RECORDS TO USE -

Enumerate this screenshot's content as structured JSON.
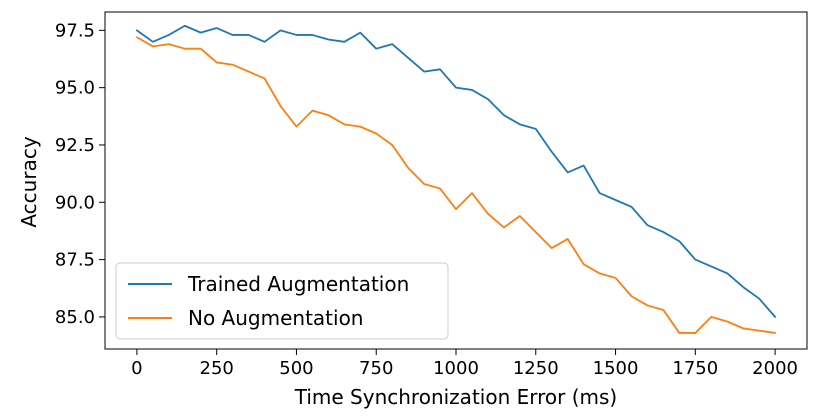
{
  "chart_data": {
    "type": "line",
    "xlabel": "Time Synchronization Error (ms)",
    "ylabel": "Accuracy",
    "xlim": [
      -100,
      2100
    ],
    "ylim": [
      83.6,
      98.3
    ],
    "x_ticks": [
      0,
      250,
      500,
      750,
      1000,
      1250,
      1500,
      1750,
      2000
    ],
    "x_tick_labels": [
      "0",
      "250",
      "500",
      "750",
      "1000",
      "1250",
      "1500",
      "1750",
      "2000"
    ],
    "y_ticks": [
      85.0,
      87.5,
      90.0,
      92.5,
      95.0,
      97.5
    ],
    "y_tick_labels": [
      "85.0",
      "87.5",
      "90.0",
      "92.5",
      "95.0",
      "97.5"
    ],
    "grid": false,
    "legend_position": "lower-left",
    "x": [
      0,
      50,
      100,
      150,
      200,
      250,
      300,
      350,
      400,
      450,
      500,
      550,
      600,
      650,
      700,
      750,
      800,
      850,
      900,
      950,
      1000,
      1050,
      1100,
      1150,
      1200,
      1250,
      1300,
      1350,
      1400,
      1450,
      1500,
      1550,
      1600,
      1650,
      1700,
      1750,
      1800,
      1850,
      1900,
      1950,
      2000
    ],
    "series": [
      {
        "name": "Trained Augmentation",
        "color": "#1f77b4",
        "values": [
          97.5,
          97.0,
          97.3,
          97.7,
          97.4,
          97.6,
          97.3,
          97.3,
          97.0,
          97.5,
          97.3,
          97.3,
          97.1,
          97.0,
          97.4,
          96.7,
          96.9,
          96.3,
          95.7,
          95.8,
          95.0,
          94.9,
          94.5,
          93.8,
          93.4,
          93.2,
          92.2,
          91.3,
          91.6,
          90.4,
          90.1,
          89.8,
          89.0,
          88.7,
          88.3,
          87.5,
          87.2,
          86.9,
          86.3,
          85.8,
          85.0
        ]
      },
      {
        "name": "No Augmentation",
        "color": "#ff7f0e",
        "values": [
          97.2,
          96.8,
          96.9,
          96.7,
          96.7,
          96.1,
          96.0,
          95.7,
          95.4,
          94.2,
          93.3,
          94.0,
          93.8,
          93.4,
          93.3,
          93.0,
          92.5,
          91.5,
          90.8,
          90.6,
          89.7,
          90.4,
          89.5,
          88.9,
          89.4,
          88.7,
          88.0,
          88.4,
          87.3,
          86.9,
          86.7,
          85.9,
          85.5,
          85.3,
          84.3,
          84.3,
          85.0,
          84.8,
          84.5,
          84.4,
          84.3
        ]
      }
    ]
  }
}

SET PROBLEM -
Working from the entries above, return all lines that contain "Augmentation".

RESPONSE -
        "name": "Trained Augmentation",
        "name": "No Augmentation",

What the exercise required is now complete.